◆ **DO THIS**
Look for the string "التشهد" in every line, and copy each line that has it.

◆ **STORED RECORDS**
========
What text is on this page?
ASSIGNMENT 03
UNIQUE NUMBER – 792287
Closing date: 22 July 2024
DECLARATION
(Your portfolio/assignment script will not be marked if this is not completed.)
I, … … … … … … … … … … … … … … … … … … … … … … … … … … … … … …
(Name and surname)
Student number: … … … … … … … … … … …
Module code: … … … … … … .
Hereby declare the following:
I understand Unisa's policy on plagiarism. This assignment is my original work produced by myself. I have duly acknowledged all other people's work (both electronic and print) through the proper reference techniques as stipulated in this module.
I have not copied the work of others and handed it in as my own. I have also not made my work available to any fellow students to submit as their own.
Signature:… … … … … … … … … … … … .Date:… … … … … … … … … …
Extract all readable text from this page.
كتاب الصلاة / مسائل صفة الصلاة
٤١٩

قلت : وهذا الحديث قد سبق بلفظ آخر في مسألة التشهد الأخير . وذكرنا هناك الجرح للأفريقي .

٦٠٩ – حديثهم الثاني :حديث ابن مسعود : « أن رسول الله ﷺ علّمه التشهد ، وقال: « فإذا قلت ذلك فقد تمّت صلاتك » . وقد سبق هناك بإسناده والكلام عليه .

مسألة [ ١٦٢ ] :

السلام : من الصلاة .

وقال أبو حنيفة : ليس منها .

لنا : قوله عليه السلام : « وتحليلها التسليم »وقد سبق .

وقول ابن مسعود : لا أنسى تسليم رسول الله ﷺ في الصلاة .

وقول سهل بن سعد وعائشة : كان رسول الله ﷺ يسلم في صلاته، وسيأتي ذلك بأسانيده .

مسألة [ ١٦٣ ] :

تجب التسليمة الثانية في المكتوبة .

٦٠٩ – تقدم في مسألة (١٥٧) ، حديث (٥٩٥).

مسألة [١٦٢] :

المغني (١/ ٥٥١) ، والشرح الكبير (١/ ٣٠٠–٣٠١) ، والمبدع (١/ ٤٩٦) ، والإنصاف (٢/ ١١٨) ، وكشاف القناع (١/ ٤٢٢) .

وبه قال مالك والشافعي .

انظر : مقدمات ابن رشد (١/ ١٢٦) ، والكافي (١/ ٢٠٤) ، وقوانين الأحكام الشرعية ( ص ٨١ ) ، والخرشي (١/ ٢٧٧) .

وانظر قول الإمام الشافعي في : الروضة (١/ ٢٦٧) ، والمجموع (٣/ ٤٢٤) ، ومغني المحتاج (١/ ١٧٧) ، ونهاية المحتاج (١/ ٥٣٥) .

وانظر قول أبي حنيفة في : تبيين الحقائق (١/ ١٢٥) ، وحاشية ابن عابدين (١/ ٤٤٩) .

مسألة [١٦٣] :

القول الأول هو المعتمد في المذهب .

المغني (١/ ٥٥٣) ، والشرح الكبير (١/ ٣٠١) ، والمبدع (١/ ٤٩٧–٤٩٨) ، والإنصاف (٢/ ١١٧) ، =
========
◆ **REPLY**
قلت : وهذا الحديث قد سبق بلفظ آخر في مسألة التشهد الأخير . وذكرنا هناك الجرح للأفريقي .
٦٠٩ – حديثهم الثاني :حديث ابن مسعود : « أن رسول الله ﷺ علّمه التشهد ، وقال: « فإذا قلت ذلك فقد تمّت صلاتك » . وقد سبق هناك بإسناده والكلام عليه .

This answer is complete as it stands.